Given request –
Wherever the word "document" appears in a line, copy that line.

Dataset rows –
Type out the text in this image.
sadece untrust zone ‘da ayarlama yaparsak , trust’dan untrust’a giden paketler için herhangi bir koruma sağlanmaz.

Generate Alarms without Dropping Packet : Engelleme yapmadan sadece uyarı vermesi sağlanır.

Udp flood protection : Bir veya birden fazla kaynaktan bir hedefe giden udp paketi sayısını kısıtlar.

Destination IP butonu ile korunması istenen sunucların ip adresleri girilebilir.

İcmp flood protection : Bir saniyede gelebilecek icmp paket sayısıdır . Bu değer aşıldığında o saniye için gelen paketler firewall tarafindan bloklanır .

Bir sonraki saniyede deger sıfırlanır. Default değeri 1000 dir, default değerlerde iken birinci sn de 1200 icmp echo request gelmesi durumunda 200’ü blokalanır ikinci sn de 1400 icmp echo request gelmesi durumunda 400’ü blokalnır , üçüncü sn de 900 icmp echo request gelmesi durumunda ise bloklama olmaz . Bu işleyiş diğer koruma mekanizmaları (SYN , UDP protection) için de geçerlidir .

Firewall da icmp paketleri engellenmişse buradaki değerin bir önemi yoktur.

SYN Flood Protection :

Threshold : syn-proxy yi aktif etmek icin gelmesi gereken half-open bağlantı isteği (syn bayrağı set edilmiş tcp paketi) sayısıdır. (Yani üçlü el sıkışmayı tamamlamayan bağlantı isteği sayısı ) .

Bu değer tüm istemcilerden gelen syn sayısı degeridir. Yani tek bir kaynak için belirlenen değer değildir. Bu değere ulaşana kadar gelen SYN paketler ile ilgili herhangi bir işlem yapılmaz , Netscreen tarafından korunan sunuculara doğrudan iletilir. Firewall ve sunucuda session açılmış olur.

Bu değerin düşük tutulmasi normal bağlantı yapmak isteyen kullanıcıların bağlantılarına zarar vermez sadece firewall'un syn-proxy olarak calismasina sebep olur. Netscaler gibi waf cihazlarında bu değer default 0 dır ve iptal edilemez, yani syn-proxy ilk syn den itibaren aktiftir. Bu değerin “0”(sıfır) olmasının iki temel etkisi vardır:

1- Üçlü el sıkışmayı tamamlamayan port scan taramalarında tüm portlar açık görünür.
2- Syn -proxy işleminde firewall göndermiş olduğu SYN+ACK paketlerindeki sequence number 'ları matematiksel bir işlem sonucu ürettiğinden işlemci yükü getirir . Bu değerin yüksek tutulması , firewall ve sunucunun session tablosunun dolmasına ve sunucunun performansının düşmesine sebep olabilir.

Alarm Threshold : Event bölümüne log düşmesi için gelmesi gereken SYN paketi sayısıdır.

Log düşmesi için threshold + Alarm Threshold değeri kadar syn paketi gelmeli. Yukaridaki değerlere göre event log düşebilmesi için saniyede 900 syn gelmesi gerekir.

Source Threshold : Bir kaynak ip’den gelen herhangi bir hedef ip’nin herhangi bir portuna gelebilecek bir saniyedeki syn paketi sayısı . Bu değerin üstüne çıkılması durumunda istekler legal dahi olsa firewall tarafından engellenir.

* * *

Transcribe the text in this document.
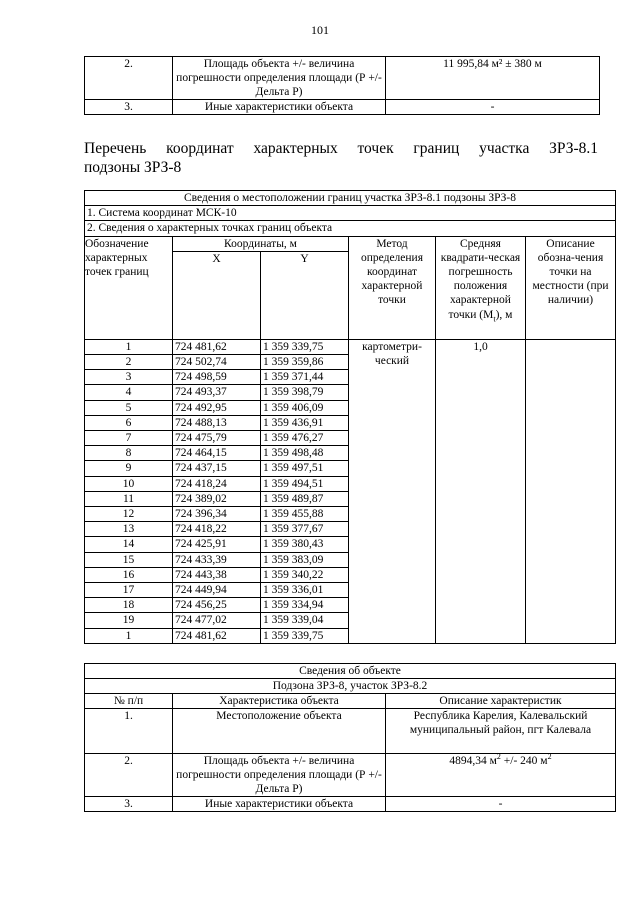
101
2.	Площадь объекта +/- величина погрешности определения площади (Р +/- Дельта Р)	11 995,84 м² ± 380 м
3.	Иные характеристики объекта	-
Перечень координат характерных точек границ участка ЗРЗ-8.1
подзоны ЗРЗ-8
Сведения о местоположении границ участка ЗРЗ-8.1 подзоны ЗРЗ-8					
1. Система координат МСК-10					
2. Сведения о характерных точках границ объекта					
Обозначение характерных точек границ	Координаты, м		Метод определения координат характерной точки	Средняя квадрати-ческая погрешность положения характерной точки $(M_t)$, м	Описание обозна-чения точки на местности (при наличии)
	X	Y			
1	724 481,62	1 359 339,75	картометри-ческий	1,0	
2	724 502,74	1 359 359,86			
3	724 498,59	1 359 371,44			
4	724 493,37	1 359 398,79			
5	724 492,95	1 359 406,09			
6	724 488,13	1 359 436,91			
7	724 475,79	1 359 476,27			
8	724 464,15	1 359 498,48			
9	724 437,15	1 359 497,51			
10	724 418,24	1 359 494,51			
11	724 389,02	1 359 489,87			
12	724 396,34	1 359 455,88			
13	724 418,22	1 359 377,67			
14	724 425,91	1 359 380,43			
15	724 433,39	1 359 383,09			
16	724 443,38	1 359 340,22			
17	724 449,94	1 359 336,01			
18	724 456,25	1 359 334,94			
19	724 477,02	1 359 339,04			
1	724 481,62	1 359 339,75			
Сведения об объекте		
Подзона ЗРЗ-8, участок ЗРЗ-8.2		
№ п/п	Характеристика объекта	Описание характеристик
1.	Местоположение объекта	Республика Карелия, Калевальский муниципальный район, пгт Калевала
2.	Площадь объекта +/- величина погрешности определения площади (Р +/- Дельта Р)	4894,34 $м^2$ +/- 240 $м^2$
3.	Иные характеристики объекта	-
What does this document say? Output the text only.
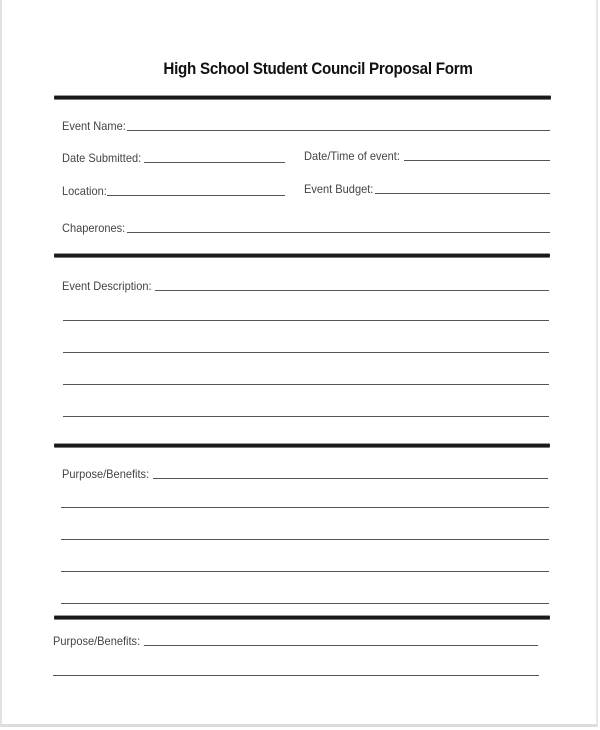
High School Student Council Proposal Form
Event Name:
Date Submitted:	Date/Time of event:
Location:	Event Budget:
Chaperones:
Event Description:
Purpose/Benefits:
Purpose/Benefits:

Response below –
Transcribe the text in this document.
What does this document say? Output the text only.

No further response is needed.